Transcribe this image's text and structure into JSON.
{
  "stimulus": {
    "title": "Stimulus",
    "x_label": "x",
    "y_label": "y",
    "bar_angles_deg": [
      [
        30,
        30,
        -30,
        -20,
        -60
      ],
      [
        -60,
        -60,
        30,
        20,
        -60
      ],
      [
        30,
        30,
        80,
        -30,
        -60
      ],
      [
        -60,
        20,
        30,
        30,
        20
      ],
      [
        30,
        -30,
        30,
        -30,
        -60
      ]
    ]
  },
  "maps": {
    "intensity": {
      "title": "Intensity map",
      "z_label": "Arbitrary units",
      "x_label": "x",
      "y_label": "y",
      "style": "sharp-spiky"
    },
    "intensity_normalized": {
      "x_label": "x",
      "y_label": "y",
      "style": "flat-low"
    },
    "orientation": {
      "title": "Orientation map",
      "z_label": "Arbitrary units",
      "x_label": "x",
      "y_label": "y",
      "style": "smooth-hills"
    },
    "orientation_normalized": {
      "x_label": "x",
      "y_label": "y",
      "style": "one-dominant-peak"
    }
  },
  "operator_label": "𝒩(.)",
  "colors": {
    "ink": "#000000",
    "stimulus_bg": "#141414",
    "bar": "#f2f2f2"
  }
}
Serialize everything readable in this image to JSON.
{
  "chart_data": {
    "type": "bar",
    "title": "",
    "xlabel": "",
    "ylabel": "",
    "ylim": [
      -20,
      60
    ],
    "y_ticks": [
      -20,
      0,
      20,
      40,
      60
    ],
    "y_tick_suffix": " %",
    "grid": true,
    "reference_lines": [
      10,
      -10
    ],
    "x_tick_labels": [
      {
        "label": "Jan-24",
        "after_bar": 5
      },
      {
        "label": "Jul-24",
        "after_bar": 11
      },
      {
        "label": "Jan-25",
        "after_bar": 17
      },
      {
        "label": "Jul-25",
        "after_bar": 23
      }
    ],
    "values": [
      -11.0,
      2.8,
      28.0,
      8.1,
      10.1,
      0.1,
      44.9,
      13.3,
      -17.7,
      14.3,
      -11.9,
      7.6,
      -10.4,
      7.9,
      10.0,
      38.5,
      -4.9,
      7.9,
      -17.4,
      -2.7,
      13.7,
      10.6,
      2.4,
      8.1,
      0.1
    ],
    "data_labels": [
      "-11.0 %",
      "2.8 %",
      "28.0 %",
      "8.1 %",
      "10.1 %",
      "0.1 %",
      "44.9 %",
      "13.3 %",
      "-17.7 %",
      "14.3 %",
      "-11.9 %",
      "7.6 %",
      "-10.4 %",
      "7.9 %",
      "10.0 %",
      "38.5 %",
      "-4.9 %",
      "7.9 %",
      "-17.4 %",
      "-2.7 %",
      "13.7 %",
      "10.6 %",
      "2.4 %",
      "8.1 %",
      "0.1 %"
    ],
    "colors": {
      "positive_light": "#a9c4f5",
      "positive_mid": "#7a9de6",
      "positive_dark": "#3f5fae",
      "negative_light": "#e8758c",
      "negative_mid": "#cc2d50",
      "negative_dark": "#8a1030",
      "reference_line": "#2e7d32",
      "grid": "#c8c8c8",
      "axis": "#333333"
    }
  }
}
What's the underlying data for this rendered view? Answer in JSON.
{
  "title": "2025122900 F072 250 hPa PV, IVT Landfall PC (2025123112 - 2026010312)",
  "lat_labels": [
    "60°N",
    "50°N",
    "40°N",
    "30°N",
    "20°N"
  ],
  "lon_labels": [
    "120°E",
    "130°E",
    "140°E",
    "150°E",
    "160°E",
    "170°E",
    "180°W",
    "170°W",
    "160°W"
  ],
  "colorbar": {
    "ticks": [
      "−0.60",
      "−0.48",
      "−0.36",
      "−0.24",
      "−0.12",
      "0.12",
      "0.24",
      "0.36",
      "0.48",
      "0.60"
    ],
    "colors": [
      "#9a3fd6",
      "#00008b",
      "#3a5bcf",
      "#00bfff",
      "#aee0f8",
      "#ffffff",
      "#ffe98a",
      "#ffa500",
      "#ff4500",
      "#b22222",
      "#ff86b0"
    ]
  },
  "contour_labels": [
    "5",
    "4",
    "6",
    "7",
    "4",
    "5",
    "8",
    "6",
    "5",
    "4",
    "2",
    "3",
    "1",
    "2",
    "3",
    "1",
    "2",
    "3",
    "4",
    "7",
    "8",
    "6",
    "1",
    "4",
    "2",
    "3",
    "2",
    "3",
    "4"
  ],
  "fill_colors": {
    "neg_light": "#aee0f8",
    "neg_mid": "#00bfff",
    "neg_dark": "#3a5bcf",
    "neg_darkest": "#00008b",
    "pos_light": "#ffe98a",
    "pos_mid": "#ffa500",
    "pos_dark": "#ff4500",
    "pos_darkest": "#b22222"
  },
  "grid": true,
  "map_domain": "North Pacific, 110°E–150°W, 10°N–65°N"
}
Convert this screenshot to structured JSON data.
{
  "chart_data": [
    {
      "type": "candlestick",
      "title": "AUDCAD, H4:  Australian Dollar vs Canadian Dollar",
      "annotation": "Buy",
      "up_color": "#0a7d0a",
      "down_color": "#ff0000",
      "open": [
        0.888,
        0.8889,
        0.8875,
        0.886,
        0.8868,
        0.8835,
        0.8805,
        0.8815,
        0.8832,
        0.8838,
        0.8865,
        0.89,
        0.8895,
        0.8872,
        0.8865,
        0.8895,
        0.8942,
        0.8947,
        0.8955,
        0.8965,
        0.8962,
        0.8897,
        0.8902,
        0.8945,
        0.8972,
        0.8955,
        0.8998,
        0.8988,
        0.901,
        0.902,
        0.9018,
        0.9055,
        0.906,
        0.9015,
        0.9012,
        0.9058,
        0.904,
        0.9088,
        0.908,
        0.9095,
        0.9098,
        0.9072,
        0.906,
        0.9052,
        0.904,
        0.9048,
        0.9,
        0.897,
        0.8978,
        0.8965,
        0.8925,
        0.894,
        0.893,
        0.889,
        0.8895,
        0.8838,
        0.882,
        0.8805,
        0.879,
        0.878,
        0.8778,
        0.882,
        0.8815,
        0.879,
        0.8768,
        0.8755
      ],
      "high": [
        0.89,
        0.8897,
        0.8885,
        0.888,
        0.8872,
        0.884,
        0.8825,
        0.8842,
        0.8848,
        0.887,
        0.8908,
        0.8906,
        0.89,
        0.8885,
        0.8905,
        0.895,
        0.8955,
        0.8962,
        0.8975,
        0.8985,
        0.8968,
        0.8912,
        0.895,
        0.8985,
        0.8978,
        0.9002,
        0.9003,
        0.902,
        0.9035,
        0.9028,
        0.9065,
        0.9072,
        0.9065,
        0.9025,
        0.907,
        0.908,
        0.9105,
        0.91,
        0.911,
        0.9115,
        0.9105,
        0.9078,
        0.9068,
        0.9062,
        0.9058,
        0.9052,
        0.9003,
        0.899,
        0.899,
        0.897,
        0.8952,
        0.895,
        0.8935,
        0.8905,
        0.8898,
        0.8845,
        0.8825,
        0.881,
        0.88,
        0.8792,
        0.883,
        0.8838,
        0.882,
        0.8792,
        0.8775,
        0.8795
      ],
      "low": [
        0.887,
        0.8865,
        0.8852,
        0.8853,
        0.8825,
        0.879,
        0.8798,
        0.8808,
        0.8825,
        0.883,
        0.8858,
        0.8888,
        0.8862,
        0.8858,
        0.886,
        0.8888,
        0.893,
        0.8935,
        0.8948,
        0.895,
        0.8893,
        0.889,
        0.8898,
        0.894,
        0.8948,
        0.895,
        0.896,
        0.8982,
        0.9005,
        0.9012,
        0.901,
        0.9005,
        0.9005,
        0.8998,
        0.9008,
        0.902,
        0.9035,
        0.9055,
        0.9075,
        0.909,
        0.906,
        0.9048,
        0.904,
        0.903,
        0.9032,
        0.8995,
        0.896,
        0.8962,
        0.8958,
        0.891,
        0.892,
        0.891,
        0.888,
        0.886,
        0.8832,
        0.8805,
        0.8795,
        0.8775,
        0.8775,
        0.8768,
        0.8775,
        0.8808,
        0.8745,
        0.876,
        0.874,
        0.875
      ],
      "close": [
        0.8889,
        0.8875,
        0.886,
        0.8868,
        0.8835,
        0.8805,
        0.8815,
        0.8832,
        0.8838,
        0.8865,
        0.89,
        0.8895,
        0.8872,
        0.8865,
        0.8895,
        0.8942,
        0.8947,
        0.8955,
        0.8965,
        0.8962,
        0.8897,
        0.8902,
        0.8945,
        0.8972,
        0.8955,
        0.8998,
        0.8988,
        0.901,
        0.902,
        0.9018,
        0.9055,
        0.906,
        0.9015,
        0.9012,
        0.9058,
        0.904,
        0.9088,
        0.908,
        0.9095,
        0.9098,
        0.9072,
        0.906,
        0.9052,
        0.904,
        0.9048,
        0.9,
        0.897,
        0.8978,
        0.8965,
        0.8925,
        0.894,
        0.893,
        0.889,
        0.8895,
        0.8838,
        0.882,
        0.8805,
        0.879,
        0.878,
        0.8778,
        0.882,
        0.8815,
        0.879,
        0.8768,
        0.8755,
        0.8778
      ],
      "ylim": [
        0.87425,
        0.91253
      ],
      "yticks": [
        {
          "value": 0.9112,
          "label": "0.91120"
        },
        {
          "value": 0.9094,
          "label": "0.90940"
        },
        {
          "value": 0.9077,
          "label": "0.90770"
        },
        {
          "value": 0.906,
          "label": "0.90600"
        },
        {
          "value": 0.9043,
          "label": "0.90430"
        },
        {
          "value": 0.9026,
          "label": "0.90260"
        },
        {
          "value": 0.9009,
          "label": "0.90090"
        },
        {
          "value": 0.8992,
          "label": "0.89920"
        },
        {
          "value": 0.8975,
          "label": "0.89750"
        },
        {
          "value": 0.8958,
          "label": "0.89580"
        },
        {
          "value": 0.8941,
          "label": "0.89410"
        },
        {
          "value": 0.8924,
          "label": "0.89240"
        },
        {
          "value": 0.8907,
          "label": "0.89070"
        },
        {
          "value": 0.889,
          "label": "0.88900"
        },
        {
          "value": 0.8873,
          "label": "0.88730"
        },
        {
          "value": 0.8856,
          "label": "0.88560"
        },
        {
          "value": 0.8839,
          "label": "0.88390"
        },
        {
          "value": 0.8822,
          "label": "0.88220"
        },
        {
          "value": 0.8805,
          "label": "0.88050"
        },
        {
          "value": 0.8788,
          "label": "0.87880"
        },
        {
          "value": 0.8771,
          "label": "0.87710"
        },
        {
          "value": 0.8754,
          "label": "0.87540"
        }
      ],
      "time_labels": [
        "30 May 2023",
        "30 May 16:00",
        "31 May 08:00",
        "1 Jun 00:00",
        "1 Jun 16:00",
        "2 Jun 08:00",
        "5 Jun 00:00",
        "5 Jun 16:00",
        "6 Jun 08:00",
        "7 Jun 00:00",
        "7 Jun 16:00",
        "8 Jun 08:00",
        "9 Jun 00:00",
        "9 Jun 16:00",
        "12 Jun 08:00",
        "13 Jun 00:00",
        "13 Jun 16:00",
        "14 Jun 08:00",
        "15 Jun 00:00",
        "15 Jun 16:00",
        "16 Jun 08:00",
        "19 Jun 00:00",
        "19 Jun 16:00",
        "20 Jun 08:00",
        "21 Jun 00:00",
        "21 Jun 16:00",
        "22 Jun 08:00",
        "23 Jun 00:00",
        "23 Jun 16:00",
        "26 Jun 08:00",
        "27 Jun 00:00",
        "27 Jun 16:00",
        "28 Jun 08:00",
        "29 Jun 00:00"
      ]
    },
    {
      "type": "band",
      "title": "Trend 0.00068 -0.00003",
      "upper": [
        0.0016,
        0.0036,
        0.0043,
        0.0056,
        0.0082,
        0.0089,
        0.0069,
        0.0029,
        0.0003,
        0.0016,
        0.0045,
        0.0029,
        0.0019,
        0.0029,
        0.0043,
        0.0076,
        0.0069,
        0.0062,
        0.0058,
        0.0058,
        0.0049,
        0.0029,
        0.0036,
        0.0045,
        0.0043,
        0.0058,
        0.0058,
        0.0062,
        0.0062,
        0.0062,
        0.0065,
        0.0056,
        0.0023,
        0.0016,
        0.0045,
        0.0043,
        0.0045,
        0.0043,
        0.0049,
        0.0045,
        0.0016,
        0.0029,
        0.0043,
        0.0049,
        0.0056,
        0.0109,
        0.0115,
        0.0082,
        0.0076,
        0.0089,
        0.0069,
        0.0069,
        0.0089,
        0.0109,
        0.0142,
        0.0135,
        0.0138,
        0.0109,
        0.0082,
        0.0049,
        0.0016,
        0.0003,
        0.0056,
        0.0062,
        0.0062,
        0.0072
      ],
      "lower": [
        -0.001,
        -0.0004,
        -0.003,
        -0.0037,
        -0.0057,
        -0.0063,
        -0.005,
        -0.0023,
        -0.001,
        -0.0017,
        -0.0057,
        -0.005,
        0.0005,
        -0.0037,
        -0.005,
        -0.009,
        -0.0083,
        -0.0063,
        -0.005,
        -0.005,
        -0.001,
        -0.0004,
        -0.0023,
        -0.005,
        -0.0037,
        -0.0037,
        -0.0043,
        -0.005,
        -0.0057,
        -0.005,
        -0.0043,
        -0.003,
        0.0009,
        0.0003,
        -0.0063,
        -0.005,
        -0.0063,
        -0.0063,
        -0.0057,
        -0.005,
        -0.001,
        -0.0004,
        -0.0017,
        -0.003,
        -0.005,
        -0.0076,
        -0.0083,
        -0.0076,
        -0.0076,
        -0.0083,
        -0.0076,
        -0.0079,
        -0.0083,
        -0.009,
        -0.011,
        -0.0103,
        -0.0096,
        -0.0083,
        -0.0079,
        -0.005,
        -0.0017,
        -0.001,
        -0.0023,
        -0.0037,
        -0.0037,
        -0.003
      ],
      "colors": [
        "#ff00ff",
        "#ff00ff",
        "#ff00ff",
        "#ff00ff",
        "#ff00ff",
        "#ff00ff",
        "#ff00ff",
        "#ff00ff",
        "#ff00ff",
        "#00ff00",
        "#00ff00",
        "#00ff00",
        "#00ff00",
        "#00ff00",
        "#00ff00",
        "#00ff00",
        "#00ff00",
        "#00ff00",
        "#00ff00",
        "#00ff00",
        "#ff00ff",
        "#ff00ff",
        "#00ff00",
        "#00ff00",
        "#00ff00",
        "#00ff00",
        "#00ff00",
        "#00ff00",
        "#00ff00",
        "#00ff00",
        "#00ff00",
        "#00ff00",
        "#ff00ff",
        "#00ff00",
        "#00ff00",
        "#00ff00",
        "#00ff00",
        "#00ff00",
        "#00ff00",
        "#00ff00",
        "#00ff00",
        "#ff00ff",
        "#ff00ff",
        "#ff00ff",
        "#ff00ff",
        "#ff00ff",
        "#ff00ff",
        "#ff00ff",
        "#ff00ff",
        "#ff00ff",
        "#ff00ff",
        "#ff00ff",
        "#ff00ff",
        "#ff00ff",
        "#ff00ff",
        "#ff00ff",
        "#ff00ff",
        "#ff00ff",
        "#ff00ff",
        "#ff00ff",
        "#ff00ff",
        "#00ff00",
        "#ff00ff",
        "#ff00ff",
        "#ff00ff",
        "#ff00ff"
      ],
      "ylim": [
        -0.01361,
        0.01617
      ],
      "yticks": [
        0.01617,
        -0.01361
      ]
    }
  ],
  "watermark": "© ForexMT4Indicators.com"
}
== == ==
→ Direction: List every line above that contains the word "JSON".

→ Completed exercise:
Transcribe this image's text and structure into JSON.
Serialize everything readable in this image to JSON.
What's the underlying data for this rendered view? Answer in JSON.
Convert this screenshot to structured JSON data.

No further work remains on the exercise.